Do this: Within the records below, find each line that holds the string "JSON", then copy it.

Recorded information:
----

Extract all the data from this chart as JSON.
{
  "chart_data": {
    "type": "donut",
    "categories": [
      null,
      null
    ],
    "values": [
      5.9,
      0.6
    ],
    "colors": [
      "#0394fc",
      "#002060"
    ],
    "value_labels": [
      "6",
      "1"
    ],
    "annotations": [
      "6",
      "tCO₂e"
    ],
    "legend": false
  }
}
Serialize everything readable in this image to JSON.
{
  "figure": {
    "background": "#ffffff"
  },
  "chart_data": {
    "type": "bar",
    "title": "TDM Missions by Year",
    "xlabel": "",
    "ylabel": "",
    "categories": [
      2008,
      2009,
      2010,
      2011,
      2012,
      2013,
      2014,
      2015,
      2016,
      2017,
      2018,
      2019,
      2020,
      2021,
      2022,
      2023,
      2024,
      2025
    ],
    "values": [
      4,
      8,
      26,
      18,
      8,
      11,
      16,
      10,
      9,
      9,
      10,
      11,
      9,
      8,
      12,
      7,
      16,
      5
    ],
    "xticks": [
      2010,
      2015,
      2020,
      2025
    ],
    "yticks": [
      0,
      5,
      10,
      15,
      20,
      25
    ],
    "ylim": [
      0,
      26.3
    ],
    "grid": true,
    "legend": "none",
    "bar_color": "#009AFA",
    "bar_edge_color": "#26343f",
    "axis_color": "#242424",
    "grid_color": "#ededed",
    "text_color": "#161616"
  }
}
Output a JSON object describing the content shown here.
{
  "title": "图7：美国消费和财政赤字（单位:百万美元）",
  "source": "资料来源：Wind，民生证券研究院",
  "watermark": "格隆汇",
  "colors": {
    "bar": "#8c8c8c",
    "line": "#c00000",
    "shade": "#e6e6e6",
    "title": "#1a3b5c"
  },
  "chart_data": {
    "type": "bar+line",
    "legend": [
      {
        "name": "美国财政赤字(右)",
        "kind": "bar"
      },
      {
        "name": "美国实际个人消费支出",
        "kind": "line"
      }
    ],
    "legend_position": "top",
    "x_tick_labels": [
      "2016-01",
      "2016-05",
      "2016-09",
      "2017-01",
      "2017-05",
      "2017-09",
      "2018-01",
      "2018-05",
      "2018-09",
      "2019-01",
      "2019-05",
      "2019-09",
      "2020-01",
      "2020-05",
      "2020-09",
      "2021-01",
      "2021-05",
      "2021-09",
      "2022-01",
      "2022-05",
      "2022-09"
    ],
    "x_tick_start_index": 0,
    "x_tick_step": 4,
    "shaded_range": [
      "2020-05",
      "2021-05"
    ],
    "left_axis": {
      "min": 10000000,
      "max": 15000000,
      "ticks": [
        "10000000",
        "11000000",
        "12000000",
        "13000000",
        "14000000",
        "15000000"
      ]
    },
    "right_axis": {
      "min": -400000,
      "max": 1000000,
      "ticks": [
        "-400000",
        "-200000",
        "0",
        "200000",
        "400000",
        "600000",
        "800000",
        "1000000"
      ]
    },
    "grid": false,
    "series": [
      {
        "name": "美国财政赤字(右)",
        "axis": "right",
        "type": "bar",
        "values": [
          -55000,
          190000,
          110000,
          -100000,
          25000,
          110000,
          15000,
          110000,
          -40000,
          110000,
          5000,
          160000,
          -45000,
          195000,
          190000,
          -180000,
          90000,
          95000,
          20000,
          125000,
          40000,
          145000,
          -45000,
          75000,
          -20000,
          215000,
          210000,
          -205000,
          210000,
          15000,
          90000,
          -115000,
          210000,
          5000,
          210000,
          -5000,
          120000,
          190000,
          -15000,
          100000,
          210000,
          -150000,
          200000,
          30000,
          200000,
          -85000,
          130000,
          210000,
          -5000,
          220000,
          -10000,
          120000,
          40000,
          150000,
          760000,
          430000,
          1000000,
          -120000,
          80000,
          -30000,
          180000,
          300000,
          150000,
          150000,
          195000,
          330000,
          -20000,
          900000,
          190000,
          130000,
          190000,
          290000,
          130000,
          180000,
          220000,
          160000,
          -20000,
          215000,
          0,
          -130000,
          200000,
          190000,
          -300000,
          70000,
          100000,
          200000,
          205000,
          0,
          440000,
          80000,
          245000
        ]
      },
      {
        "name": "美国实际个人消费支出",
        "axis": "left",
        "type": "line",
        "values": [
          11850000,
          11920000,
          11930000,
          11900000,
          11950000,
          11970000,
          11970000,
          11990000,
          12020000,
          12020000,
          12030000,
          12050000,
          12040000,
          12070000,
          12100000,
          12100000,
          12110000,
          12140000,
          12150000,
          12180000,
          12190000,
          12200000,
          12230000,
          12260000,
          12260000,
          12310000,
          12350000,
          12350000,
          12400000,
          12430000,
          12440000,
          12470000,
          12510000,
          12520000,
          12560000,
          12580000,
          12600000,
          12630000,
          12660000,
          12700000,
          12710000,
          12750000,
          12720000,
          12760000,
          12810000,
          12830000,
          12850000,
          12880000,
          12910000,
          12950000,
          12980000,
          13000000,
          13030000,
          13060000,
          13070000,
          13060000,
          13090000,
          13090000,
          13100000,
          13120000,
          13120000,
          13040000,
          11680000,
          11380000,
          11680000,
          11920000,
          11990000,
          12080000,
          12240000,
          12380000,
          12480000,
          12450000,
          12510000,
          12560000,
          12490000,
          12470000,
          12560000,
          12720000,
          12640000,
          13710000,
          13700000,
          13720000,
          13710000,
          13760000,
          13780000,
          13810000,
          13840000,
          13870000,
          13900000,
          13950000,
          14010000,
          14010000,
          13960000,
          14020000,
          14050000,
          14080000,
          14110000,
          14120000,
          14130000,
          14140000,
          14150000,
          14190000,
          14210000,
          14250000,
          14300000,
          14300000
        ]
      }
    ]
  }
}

----

Written response:
Extract all the data from this chart as JSON.
Serialize everything readable in this image to JSON.
Output a JSON object describing the content shown here.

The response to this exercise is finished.